=== DATA SECTION ===
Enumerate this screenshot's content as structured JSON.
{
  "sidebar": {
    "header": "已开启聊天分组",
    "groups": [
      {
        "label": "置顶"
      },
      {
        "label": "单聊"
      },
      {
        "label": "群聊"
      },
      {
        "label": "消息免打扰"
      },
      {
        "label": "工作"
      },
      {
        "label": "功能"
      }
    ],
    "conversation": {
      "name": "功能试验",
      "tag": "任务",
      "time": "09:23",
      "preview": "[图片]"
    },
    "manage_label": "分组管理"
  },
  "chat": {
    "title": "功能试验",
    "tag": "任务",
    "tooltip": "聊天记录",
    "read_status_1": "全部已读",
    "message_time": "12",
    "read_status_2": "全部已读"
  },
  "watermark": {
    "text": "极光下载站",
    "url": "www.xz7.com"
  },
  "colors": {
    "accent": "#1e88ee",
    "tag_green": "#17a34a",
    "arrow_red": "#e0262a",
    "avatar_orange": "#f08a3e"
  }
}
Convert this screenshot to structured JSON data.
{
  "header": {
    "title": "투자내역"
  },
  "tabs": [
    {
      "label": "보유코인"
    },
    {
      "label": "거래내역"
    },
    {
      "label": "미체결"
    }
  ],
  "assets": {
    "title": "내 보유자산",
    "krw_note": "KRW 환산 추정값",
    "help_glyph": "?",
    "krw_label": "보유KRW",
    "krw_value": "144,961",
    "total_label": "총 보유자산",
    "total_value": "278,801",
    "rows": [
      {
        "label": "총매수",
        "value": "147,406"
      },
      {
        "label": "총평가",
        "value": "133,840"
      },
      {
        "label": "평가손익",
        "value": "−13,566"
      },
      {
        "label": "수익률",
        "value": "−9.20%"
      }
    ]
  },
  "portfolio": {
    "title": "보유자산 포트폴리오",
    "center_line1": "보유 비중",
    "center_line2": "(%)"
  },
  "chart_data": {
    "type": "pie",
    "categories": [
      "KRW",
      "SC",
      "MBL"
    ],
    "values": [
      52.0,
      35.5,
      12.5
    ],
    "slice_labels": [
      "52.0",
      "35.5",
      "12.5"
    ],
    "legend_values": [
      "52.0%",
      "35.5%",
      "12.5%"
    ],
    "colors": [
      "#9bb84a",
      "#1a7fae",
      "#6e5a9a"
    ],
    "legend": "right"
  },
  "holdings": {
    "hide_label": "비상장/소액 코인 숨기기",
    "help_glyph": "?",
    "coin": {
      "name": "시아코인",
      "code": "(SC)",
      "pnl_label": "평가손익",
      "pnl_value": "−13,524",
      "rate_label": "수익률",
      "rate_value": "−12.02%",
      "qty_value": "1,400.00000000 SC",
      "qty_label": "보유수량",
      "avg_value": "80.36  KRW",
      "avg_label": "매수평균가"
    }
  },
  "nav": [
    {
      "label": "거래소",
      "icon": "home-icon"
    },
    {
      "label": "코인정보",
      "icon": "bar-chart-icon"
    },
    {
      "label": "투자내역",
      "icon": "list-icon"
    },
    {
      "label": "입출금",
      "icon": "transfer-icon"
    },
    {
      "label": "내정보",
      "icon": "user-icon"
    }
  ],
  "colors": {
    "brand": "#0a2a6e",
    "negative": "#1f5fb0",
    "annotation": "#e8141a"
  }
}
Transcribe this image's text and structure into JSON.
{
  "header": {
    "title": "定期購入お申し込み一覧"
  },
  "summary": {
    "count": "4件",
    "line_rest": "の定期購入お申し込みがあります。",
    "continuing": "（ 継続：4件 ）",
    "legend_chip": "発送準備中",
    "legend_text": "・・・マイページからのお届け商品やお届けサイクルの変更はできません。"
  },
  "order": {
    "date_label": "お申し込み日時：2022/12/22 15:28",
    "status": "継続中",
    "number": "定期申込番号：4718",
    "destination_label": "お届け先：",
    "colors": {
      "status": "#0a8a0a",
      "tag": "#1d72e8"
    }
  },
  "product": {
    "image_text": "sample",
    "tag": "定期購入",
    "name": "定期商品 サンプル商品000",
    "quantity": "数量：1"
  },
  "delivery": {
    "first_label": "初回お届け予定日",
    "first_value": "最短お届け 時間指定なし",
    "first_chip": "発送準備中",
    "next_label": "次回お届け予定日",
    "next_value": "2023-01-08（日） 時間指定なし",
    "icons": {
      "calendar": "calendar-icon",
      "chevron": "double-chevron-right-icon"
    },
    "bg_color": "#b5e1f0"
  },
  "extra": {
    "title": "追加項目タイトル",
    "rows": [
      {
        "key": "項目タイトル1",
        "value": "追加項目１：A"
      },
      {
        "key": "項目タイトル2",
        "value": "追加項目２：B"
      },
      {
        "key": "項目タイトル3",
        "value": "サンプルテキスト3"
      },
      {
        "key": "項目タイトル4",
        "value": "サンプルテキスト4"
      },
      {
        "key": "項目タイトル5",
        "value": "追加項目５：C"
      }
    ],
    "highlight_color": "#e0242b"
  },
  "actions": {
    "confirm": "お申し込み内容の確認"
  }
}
===
> _WHAT TO WORK ON_: Extract, from the listing above, every line where the string "時間指定なし" occurs.

> _RESULT BELOW_:
    "first_value": "最短お届け 時間指定なし",
    "next_value": "2023-01-08（日） 時間指定なし",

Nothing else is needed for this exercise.